(Source data)
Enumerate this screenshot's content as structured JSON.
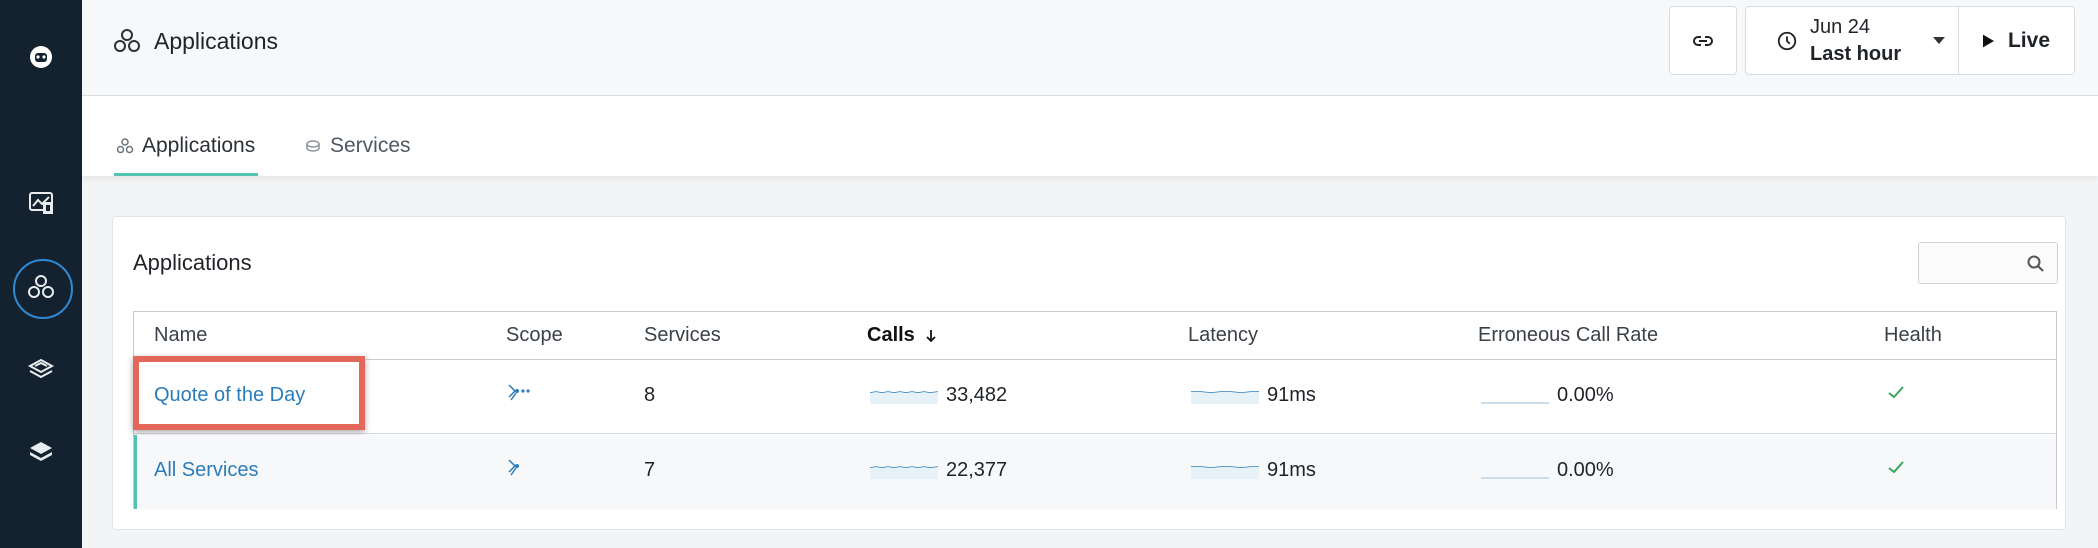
{
  "header": {
    "title": "Applications",
    "time_date": "Jun 24",
    "time_range": "Last hour",
    "live_label": "Live"
  },
  "tabs": [
    {
      "label": "Applications",
      "active": true
    },
    {
      "label": "Services",
      "active": false
    }
  ],
  "card": {
    "title": "Applications",
    "search_placeholder": ""
  },
  "table": {
    "columns": [
      "Name",
      "Scope",
      "Services",
      "Calls",
      "Latency",
      "Erroneous Call Rate",
      "Health"
    ],
    "sorted_column": "Calls",
    "rows": [
      {
        "name": "Quote of the Day",
        "services": "8",
        "calls": "33,482",
        "latency": "91ms",
        "error_rate": "0.00%",
        "health": "check-icon"
      },
      {
        "name": "All Services",
        "services": "7",
        "calls": "22,377",
        "latency": "91ms",
        "error_rate": "0.00%",
        "health": "check-icon"
      }
    ]
  },
  "colors": {
    "rail": "#13222e",
    "accent": "#53c2b0",
    "link": "#2b7db9",
    "highlight": "#e4675b",
    "health_ok": "#3aa35a"
  }
}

# DIRECTIONS FOR THIS TASK:
Do not include the images; transcribe the rest of the listing exactly.

# WRITTEN REPLY:
Enumerate this screenshot's content as structured JSON.
{
  "header": {
    "title": "Applications",
    "time_date": "Jun 24",
    "time_range": "Last hour",
    "live_label": "Live"
  },
  "tabs": [
    {
      "label": "Applications",
      "active": true
    },
    {
      "label": "Services",
      "active": false
    }
  ],
  "card": {
    "title": "Applications",
    "search_placeholder": ""
  },
  "table": {
    "columns": [
      "Name",
      "Scope",
      "Services",
      "Calls",
      "Latency",
      "Erroneous Call Rate",
      "Health"
    ],
    "sorted_column": "Calls",
    "rows": [
      {
        "name": "Quote of the Day",
        "services": "8",
        "calls": "33,482",
        "latency": "91ms",
        "error_rate": "0.00%",
        "health": "check-icon"
      },
      {
        "name": "All Services",
        "services": "7",
        "calls": "22,377",
        "latency": "91ms",
        "error_rate": "0.00%",
        "health": "check-icon"
      }
    ]
  },
  "colors": {
    "rail": "#13222e",
    "accent": "#53c2b0",
    "link": "#2b7db9",
    "highlight": "#e4675b",
    "health_ok": "#3aa35a"
  }
}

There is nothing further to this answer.